■ **Stated task**
Give nothing except the number of lines containing the word "JSON".

■ **Data to process**
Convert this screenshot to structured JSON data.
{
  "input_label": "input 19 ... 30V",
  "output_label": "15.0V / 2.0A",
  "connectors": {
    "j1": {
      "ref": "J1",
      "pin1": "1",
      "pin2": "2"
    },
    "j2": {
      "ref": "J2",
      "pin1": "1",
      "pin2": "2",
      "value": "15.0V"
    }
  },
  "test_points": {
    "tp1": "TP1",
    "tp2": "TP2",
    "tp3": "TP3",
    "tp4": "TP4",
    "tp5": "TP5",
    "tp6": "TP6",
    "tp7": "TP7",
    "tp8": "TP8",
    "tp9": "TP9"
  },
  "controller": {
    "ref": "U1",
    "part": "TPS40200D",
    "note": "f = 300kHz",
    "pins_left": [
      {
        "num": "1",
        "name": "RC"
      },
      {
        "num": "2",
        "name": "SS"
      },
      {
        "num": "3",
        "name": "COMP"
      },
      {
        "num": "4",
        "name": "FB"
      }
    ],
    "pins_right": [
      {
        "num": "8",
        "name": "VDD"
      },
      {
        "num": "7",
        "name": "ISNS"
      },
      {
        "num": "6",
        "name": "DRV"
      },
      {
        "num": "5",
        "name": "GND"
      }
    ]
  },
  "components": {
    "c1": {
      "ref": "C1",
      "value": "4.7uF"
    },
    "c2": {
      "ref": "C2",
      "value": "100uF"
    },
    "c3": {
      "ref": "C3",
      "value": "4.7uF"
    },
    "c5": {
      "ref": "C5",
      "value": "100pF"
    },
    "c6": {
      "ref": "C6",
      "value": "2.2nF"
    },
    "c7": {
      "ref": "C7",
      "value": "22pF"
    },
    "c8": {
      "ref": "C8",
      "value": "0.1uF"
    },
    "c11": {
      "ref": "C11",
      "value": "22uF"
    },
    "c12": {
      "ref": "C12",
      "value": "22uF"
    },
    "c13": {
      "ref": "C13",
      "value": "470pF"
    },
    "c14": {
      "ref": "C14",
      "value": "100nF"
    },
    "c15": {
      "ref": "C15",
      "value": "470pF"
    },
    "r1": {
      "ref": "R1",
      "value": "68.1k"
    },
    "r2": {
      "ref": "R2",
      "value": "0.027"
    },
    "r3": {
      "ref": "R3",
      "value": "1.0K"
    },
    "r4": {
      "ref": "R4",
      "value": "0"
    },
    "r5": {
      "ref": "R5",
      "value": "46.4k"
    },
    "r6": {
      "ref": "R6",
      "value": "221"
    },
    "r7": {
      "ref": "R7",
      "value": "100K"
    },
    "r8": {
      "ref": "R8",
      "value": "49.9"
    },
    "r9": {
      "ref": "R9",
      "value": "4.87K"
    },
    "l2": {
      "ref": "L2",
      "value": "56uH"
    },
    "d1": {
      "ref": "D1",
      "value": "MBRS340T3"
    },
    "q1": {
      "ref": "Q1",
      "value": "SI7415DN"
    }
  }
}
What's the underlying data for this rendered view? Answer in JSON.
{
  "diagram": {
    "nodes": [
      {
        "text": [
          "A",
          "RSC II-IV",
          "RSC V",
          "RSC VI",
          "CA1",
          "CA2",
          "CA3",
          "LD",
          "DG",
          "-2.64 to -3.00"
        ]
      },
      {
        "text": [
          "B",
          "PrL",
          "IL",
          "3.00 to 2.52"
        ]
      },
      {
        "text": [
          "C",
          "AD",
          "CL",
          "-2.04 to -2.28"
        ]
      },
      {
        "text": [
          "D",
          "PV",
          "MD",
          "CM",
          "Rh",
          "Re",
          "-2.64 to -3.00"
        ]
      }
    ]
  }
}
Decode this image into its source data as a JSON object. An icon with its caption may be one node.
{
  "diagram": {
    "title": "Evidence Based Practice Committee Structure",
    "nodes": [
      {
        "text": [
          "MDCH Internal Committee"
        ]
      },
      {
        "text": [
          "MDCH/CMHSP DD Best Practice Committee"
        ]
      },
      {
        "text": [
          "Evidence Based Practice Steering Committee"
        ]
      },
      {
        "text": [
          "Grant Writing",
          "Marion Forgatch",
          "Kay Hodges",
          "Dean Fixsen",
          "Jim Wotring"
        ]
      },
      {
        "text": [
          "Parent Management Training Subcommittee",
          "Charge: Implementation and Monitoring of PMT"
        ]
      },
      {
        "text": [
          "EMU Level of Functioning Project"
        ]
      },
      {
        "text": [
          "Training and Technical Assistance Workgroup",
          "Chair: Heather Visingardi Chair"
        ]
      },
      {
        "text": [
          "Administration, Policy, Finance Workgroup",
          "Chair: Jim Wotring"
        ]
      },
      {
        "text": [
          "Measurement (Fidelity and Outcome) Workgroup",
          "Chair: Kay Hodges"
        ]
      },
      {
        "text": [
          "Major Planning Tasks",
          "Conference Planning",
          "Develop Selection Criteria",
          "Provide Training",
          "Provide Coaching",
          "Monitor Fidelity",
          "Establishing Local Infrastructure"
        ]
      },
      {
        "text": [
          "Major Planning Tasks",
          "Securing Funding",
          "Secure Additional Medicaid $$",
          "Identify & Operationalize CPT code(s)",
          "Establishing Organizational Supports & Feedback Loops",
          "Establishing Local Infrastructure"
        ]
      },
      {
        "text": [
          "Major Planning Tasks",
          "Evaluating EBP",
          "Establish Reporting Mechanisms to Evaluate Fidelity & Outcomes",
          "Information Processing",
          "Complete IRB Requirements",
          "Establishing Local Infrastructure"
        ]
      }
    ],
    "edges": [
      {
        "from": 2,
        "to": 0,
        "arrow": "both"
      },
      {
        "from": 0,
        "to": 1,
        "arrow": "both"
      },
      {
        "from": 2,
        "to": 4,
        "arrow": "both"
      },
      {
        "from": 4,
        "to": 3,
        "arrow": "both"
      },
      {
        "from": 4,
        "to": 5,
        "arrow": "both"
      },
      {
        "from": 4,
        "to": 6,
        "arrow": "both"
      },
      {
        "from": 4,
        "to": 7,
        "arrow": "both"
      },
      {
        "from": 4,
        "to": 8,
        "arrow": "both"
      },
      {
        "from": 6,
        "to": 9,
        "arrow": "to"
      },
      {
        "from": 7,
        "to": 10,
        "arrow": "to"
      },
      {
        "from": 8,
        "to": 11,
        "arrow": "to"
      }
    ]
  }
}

■ **Answer to this problem**
3